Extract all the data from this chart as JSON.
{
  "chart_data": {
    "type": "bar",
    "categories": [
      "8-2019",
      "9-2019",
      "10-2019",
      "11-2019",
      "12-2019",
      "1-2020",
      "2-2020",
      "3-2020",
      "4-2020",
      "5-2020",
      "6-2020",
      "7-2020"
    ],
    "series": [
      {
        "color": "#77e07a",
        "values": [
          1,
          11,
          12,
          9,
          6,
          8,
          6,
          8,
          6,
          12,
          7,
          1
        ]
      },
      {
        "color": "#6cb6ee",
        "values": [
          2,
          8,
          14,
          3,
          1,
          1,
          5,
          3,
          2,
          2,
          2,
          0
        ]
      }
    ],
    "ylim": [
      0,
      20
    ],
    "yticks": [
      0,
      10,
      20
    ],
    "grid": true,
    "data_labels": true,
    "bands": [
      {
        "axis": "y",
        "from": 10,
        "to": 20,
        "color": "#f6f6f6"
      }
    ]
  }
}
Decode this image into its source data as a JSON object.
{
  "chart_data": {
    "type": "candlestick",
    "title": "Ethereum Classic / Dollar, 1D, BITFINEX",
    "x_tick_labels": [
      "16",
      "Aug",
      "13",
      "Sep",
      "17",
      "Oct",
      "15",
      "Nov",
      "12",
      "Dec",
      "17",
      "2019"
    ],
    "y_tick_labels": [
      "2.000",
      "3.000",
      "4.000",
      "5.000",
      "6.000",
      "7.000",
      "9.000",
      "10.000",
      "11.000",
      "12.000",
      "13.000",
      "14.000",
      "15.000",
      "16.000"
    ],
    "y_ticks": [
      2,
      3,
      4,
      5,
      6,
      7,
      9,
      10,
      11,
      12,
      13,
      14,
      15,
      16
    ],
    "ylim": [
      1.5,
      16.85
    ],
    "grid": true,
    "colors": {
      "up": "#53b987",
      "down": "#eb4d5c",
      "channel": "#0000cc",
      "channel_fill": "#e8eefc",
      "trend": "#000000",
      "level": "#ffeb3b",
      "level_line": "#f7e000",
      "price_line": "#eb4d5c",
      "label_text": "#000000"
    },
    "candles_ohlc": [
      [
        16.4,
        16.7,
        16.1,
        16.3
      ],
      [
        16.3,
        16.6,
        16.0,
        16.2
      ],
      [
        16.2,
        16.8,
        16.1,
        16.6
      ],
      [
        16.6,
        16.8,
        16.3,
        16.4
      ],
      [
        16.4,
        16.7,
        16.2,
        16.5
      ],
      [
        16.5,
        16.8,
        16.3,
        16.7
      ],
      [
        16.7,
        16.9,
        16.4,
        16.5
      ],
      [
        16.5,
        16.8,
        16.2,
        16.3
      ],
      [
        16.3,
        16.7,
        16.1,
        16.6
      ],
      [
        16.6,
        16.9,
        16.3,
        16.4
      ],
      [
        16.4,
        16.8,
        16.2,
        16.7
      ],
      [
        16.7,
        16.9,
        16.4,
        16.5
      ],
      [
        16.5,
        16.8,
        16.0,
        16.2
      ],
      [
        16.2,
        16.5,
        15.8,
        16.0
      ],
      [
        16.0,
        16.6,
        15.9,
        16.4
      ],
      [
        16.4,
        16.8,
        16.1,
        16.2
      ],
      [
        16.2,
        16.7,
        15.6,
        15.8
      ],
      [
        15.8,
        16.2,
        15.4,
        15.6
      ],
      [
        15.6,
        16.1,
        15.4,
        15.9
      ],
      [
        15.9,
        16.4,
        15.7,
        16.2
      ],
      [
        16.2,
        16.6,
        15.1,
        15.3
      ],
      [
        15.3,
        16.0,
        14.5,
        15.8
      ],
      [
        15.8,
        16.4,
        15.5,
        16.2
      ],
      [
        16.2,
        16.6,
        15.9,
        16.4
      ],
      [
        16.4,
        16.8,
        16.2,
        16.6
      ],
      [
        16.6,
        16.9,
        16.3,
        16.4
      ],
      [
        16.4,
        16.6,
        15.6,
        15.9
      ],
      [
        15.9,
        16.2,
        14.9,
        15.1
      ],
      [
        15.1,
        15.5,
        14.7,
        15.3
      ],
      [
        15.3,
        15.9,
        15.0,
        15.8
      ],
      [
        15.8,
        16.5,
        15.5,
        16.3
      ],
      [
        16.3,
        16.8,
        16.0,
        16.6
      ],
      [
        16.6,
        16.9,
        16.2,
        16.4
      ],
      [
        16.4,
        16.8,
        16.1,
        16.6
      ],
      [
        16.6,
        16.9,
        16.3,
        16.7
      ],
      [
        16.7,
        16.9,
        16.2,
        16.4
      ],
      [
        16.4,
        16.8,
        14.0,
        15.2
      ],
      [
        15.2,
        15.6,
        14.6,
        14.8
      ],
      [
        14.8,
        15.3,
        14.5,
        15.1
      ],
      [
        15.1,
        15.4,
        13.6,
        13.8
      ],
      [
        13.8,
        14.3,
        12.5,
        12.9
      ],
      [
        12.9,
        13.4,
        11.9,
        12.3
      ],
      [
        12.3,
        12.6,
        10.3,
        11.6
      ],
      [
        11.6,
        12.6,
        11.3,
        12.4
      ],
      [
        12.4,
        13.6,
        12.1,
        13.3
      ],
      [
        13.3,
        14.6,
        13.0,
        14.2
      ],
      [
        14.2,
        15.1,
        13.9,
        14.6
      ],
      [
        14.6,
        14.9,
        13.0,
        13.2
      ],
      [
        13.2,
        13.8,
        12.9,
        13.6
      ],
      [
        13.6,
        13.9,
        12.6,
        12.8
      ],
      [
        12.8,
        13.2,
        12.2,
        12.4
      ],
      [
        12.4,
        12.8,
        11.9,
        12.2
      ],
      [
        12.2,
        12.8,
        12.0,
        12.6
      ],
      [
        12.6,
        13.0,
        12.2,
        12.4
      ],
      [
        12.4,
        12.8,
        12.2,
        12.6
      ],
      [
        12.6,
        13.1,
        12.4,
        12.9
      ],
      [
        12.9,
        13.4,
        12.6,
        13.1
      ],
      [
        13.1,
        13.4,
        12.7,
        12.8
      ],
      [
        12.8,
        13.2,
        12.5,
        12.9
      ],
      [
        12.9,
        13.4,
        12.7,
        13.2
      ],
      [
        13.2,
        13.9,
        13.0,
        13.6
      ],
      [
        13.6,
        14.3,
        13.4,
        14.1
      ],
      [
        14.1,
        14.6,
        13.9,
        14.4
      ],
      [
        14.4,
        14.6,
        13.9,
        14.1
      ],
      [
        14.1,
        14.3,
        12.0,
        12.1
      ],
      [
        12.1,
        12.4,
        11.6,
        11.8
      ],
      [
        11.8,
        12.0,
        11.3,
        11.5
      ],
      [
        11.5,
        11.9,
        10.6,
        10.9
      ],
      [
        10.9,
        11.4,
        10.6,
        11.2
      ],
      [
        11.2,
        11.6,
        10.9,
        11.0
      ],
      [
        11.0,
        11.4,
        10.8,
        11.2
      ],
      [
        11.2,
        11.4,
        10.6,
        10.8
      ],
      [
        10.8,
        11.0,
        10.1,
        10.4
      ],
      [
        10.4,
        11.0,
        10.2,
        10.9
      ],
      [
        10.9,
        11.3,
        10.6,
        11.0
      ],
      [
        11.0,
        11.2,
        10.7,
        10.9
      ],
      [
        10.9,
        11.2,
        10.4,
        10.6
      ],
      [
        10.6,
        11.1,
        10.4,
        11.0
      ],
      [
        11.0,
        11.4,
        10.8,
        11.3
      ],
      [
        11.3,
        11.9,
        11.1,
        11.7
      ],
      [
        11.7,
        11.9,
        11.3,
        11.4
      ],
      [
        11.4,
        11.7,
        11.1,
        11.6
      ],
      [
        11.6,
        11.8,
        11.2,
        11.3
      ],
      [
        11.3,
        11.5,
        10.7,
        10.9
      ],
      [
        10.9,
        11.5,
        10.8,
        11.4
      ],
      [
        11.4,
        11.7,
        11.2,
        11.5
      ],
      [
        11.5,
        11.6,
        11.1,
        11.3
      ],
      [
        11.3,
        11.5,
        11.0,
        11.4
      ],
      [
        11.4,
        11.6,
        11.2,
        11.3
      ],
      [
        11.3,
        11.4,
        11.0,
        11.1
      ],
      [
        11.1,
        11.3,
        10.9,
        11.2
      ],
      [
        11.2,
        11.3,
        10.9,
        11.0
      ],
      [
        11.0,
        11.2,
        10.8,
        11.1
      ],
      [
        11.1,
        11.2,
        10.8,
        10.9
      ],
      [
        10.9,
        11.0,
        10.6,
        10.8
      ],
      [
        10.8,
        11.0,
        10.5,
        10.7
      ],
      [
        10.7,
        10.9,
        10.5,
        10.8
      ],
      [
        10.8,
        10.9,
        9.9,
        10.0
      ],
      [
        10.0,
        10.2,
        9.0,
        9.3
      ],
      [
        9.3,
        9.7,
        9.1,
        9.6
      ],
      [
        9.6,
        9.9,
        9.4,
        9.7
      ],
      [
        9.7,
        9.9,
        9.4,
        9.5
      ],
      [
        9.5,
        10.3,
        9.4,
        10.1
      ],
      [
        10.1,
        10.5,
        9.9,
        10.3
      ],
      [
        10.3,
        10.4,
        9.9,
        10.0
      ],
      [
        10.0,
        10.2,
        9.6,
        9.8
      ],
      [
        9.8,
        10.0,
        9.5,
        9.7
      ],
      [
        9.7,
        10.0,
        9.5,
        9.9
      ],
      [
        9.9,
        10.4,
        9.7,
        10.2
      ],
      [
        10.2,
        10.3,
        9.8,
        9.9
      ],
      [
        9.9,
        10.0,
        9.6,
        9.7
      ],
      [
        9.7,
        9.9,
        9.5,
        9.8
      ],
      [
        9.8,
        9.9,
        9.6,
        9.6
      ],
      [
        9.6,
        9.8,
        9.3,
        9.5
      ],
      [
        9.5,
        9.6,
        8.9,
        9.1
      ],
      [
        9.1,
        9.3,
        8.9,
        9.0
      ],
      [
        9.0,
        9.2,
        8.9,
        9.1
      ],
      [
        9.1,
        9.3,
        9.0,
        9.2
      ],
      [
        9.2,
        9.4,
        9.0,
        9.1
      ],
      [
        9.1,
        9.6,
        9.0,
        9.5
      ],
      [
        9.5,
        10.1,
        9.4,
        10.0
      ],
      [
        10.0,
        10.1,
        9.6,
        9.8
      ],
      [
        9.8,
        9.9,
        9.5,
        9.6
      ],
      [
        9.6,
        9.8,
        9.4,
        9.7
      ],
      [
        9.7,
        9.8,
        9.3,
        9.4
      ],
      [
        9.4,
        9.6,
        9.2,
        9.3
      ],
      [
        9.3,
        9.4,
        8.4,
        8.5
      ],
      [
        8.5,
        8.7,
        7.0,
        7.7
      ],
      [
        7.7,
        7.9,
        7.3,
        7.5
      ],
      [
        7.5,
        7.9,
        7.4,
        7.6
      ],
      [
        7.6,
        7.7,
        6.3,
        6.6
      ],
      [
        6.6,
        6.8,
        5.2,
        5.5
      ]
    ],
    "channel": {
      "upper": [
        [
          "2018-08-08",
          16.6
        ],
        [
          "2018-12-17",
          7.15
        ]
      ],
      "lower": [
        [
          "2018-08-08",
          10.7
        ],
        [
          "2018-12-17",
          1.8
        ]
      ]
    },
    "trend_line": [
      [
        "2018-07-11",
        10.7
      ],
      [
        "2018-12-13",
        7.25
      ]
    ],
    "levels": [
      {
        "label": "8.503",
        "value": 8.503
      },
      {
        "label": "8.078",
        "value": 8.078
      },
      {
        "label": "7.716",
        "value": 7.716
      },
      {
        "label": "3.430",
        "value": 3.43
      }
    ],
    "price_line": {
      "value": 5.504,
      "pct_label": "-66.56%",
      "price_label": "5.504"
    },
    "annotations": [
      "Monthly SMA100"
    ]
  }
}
----
● **SET EXERCISE**
Collect every line with the string "JSON" from the records, and copy each.

● **RESPONSE FOR THIS EXERCISE**
Extract all the data from this chart as JSON.
Decode this image into its source data as a JSON object.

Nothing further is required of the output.